* The exercise *
Search the entries below. Return every line that has "into" in it.

* Records to process *
***
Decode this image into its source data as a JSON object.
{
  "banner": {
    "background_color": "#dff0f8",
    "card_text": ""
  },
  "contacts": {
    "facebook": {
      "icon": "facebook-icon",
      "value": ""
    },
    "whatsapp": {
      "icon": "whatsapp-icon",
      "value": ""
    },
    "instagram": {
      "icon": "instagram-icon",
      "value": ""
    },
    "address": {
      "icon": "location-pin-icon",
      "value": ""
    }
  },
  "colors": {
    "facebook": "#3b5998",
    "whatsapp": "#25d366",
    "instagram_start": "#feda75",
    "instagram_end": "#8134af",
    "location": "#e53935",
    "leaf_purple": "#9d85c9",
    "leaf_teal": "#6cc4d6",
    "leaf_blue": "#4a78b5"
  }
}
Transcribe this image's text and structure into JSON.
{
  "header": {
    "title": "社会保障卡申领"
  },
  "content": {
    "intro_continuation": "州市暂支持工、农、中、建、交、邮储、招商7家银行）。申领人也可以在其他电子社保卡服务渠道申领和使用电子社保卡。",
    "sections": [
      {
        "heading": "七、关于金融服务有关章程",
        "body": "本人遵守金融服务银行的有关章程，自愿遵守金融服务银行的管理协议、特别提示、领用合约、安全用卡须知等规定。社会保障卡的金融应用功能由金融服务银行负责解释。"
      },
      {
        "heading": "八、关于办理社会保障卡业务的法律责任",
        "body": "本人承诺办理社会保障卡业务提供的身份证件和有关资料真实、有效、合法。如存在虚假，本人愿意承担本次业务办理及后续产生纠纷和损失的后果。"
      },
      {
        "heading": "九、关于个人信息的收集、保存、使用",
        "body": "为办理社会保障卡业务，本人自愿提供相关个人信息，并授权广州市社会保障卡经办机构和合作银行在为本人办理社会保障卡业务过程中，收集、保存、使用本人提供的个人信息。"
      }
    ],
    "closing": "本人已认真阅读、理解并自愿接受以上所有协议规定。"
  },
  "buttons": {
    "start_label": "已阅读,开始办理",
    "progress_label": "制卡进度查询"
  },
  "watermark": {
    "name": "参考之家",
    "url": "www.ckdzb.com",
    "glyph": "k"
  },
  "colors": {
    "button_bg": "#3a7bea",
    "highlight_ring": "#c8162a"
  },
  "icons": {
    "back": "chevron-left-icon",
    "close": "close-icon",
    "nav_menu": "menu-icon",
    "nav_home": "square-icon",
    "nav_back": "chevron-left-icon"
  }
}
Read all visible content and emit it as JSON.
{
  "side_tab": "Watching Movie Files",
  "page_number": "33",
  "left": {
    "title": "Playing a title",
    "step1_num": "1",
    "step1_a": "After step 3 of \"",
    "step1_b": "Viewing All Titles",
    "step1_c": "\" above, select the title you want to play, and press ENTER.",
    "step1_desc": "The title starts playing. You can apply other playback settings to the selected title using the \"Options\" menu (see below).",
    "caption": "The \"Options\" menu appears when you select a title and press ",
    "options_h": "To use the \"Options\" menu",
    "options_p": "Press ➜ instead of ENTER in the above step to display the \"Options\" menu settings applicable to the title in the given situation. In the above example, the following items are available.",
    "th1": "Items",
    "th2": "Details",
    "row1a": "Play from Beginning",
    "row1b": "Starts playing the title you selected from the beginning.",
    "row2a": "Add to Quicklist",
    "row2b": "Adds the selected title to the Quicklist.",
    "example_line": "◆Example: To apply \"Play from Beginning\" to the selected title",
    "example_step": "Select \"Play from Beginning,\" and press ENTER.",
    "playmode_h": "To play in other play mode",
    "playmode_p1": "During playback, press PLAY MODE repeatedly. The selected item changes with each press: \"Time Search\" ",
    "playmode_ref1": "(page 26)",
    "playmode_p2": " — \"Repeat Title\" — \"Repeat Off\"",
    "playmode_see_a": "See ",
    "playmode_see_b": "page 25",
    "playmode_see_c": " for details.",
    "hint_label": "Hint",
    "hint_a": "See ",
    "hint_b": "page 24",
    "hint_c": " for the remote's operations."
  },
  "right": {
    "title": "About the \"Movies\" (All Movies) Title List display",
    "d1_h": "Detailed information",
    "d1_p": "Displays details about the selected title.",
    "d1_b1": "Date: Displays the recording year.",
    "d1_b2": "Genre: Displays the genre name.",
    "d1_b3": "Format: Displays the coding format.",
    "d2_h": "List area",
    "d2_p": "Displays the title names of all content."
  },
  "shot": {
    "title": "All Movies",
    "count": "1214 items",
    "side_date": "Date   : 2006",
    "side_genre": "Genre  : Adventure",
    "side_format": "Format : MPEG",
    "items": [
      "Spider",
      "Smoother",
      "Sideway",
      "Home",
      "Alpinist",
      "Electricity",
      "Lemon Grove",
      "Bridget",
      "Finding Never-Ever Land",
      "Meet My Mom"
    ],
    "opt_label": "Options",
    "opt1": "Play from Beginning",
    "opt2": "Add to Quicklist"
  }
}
***
* Response to the exercise *
Decode this image into its source data as a JSON object.
Transcribe this image's text and structure into JSON.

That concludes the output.